== Supplied data

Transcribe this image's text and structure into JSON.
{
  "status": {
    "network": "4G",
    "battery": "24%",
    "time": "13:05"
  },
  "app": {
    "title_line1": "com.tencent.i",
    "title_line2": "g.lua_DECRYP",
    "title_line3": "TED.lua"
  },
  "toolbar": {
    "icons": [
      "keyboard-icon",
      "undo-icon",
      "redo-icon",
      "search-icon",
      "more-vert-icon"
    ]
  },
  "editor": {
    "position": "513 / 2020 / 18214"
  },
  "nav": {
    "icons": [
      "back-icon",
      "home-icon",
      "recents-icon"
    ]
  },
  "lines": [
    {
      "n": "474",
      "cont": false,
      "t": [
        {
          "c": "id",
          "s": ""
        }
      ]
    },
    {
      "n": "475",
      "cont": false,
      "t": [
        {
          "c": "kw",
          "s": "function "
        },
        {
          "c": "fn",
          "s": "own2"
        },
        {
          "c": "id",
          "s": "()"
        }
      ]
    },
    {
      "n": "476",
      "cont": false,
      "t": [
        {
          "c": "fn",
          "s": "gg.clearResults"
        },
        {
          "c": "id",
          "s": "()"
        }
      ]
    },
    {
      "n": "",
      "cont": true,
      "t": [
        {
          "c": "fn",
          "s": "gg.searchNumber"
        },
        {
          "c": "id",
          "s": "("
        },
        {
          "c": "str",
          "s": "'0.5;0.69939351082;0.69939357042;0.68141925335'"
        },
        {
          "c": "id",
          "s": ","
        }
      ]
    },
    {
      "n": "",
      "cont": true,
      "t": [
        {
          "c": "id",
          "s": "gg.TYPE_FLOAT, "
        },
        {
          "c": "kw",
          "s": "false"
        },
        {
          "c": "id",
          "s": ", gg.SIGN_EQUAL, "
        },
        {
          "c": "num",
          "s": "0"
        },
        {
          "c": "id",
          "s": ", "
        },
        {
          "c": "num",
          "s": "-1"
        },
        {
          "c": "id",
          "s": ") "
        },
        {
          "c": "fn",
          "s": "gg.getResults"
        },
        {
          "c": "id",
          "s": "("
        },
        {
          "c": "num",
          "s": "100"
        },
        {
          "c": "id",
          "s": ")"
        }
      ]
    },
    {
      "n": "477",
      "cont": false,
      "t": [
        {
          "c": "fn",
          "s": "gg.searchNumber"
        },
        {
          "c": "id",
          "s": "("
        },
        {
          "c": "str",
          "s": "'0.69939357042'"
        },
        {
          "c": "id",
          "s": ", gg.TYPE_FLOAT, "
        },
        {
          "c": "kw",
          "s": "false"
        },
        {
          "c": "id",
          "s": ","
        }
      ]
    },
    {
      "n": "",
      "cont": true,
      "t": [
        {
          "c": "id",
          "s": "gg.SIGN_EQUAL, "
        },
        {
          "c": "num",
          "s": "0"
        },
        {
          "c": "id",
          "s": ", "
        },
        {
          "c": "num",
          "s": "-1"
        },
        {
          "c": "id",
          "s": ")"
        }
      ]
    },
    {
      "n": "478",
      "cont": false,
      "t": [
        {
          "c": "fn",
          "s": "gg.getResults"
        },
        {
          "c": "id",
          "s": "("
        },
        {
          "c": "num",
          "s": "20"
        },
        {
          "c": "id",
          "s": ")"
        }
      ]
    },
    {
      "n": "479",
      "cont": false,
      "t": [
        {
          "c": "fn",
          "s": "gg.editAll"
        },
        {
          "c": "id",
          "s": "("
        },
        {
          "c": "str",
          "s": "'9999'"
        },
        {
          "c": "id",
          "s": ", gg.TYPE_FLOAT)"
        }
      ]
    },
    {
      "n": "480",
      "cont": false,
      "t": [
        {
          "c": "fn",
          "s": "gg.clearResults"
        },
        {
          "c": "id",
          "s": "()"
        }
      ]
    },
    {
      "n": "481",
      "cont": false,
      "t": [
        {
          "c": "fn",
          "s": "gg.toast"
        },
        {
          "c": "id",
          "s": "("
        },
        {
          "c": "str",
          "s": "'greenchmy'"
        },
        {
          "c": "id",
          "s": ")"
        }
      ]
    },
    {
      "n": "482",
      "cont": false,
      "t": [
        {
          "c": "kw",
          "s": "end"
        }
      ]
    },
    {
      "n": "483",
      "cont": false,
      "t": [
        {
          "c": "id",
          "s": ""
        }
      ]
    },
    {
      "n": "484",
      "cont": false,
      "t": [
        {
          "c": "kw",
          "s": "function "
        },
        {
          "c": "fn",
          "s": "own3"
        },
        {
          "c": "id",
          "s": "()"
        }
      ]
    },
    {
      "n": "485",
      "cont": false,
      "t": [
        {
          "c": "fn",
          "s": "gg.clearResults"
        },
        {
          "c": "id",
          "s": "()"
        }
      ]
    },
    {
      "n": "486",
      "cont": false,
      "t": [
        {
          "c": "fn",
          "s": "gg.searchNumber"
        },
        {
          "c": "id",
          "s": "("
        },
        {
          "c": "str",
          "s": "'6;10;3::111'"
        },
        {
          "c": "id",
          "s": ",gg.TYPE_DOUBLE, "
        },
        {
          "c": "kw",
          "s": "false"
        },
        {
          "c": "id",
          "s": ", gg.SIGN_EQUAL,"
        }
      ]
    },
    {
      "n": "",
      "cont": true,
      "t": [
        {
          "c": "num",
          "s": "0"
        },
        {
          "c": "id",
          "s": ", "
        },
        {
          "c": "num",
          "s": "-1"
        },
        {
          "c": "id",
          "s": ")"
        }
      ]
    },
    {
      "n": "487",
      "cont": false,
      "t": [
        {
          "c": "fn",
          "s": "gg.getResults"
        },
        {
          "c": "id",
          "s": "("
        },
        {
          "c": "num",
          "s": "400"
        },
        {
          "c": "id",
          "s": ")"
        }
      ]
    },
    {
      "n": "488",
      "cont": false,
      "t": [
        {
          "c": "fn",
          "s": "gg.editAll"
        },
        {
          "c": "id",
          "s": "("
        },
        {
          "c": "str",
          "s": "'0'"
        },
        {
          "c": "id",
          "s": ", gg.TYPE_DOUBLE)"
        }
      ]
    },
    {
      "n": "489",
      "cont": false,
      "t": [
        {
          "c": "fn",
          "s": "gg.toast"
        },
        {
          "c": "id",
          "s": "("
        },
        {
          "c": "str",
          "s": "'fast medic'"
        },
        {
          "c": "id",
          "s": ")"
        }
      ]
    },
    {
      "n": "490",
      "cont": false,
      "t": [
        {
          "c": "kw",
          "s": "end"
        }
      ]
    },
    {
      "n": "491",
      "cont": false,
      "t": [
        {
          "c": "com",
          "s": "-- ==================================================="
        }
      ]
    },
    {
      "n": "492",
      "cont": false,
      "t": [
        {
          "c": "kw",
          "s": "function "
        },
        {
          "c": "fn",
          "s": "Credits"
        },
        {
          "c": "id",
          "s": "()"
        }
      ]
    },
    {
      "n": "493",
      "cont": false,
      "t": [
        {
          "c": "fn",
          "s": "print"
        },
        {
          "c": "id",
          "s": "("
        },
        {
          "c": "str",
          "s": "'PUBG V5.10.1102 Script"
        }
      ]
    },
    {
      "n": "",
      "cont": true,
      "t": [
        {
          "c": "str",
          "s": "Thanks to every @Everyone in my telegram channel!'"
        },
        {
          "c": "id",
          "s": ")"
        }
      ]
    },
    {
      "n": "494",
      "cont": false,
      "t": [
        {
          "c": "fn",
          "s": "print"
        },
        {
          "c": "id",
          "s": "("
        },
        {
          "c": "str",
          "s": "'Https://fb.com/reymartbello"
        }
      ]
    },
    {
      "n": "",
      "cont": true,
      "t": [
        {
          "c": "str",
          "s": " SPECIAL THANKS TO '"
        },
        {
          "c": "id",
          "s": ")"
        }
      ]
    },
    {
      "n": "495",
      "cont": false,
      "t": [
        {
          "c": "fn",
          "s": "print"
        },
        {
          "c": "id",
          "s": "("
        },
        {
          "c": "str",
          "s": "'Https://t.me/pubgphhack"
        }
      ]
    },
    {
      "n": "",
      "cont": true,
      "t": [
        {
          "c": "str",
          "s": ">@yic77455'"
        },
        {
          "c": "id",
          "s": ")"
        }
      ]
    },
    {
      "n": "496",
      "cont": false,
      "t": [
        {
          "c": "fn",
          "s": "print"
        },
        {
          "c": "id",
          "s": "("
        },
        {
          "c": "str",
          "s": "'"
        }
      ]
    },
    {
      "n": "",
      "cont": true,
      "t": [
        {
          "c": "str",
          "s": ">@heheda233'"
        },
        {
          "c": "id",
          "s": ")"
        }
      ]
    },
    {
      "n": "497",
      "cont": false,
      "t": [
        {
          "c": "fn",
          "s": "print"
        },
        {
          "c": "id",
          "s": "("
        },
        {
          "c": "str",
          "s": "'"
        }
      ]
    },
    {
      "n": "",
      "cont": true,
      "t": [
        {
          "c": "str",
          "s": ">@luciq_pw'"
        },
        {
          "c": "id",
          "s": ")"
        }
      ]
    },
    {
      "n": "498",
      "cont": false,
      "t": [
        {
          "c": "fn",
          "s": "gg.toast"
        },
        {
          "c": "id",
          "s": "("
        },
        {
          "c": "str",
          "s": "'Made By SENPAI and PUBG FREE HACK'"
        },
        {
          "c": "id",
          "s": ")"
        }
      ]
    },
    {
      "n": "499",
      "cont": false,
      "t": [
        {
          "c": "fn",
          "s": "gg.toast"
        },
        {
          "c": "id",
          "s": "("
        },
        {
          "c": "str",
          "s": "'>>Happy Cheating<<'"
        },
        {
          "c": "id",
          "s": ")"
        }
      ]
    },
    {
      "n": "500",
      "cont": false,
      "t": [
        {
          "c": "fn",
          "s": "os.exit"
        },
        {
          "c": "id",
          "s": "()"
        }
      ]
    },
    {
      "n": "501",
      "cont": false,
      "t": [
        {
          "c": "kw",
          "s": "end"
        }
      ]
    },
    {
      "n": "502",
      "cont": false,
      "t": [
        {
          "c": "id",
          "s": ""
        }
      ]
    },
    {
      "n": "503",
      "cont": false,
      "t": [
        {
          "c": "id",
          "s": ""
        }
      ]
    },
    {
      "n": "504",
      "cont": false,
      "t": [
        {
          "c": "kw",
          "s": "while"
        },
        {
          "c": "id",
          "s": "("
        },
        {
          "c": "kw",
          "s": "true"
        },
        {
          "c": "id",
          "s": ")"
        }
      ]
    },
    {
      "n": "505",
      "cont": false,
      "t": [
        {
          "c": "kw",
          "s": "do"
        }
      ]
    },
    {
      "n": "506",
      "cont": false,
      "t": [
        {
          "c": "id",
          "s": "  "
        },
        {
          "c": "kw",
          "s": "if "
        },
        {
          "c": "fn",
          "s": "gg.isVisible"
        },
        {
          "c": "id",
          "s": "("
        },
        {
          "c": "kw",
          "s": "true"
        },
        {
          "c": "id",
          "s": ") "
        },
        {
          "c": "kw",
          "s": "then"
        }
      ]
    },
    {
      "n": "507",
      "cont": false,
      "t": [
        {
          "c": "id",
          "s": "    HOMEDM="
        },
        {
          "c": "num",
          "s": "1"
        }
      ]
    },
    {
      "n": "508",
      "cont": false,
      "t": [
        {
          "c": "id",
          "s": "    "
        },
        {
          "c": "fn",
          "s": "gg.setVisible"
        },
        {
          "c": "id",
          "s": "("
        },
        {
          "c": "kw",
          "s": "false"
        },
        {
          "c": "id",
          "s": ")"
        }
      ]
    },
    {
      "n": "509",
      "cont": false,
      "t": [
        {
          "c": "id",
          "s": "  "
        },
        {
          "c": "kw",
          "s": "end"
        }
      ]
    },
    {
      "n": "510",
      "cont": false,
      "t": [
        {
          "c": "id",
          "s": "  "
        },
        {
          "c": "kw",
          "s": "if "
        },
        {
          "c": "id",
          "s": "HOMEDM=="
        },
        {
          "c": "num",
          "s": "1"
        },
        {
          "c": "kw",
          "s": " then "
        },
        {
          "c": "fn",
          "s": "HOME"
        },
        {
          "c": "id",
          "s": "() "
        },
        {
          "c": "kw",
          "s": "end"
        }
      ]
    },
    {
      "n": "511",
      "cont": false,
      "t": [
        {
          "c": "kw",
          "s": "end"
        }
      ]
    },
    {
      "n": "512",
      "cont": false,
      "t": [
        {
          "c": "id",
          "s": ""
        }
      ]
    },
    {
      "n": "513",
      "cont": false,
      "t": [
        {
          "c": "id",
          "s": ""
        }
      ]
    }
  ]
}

====

**The request**
Which lines in the listing above hold the word "Https"? Show each of them.

**Result of this exercise**
          "s": "'Https://fb.com/reymartbello"
          "s": "'Https://t.me/pubgphhack"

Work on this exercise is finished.